What you should do
Locate the string "content" throughout the material and copy every line in which it occurs.

-- Start Task inputs --

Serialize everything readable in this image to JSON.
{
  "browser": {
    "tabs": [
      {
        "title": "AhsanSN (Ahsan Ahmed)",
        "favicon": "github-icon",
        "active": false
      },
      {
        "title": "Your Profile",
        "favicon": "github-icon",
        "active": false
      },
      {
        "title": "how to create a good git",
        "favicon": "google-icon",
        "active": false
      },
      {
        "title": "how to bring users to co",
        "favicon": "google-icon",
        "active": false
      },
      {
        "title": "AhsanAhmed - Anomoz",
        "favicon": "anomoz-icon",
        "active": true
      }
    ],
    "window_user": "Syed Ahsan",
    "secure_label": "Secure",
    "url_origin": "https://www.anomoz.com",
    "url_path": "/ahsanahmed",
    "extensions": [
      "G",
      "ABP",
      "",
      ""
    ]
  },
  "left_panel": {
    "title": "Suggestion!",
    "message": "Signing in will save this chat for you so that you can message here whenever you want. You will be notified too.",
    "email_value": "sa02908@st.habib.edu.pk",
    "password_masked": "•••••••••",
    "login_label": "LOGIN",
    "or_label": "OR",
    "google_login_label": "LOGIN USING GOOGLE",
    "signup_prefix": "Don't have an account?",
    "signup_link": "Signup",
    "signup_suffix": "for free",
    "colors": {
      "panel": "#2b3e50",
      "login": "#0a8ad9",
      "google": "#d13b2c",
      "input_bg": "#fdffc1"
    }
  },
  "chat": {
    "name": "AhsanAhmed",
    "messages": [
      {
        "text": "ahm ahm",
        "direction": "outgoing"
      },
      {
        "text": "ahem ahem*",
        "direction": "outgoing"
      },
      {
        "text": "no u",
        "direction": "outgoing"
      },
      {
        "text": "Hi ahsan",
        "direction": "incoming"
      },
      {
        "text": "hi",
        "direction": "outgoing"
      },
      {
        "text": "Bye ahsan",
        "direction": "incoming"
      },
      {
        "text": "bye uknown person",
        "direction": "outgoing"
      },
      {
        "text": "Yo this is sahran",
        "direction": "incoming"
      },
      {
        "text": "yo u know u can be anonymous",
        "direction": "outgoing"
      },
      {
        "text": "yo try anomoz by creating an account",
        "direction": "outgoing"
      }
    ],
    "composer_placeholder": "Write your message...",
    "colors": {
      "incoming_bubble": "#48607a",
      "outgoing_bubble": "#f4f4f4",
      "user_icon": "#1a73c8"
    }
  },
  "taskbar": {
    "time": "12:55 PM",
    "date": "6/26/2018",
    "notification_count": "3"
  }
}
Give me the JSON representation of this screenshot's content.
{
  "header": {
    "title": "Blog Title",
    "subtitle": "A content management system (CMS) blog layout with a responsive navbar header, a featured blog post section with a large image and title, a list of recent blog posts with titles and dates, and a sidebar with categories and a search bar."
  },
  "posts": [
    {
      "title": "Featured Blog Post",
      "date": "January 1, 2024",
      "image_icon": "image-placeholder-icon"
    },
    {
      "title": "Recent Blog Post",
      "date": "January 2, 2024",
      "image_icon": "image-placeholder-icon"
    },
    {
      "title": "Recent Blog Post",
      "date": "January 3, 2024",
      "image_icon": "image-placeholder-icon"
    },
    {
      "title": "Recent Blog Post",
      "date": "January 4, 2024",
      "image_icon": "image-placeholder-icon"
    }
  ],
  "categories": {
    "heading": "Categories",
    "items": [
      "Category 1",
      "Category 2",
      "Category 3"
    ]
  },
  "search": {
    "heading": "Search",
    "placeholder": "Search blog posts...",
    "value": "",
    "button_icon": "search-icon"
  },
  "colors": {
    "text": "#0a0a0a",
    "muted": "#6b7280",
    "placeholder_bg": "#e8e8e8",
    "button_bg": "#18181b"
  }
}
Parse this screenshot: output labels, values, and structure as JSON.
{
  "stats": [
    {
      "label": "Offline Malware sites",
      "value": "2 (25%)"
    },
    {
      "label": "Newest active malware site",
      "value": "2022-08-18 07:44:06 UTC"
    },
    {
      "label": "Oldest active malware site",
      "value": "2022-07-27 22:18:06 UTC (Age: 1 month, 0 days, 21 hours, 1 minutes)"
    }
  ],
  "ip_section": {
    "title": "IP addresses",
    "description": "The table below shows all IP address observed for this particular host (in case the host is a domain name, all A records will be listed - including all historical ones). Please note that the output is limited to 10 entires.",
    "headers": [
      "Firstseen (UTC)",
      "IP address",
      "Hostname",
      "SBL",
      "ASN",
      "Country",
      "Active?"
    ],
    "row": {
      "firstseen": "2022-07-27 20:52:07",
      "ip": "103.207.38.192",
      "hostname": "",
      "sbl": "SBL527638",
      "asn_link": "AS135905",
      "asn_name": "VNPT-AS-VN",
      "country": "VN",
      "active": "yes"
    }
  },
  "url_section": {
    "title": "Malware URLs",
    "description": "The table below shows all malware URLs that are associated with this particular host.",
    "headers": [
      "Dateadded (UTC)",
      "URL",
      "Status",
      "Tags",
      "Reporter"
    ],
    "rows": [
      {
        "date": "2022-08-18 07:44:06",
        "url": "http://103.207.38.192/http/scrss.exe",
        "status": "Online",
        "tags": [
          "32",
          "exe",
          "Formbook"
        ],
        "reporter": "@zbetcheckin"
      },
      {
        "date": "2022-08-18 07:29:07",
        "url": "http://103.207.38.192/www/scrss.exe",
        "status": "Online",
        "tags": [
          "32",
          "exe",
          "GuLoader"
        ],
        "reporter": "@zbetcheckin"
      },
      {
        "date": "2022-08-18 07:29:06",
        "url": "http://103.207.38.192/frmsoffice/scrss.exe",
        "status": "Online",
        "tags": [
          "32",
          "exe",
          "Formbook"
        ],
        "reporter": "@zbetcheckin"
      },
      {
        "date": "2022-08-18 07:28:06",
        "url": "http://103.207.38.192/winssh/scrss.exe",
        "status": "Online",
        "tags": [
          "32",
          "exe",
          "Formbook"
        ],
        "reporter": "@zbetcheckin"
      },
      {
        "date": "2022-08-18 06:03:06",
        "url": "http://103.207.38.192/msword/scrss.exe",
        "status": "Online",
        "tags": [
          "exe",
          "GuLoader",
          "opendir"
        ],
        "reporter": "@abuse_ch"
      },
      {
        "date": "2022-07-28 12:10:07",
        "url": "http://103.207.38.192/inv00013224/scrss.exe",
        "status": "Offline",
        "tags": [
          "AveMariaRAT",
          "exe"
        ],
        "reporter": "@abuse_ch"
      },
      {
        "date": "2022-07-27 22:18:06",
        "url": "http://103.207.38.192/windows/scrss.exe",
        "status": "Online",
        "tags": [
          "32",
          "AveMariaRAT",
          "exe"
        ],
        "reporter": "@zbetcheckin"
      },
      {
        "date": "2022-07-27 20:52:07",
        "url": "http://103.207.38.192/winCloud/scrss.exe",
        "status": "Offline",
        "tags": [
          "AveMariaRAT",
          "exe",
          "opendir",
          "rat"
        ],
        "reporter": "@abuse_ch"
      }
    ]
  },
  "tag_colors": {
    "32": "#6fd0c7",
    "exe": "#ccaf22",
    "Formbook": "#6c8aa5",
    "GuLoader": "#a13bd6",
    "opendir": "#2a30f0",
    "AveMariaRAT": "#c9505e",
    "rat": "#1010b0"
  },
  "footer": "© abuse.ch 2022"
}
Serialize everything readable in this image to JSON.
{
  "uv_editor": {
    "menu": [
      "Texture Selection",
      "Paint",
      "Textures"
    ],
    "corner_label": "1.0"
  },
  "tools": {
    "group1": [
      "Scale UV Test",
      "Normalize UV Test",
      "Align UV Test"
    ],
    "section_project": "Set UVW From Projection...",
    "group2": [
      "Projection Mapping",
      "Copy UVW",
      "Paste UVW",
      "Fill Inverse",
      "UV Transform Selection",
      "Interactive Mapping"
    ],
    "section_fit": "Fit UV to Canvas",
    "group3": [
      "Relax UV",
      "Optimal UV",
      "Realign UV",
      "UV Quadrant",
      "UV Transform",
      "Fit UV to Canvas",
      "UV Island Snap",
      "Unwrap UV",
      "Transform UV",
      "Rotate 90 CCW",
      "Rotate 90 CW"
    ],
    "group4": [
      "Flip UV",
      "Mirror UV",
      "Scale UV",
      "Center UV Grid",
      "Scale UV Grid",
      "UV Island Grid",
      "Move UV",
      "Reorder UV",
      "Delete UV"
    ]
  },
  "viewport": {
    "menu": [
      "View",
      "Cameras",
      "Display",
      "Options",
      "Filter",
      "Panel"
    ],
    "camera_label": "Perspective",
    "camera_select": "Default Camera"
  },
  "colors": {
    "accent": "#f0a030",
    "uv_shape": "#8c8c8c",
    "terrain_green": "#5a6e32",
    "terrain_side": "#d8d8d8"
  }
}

-- End Task inputs --

Exercise result
Give me the JSON representation of this screenshot's content.
    "subtitle": "A content management system (CMS) blog layout with a responsive navbar header, a featured blog post section with a large image and title, a list of recent blog posts with titles and dates, and a sidebar with categories and a search bar."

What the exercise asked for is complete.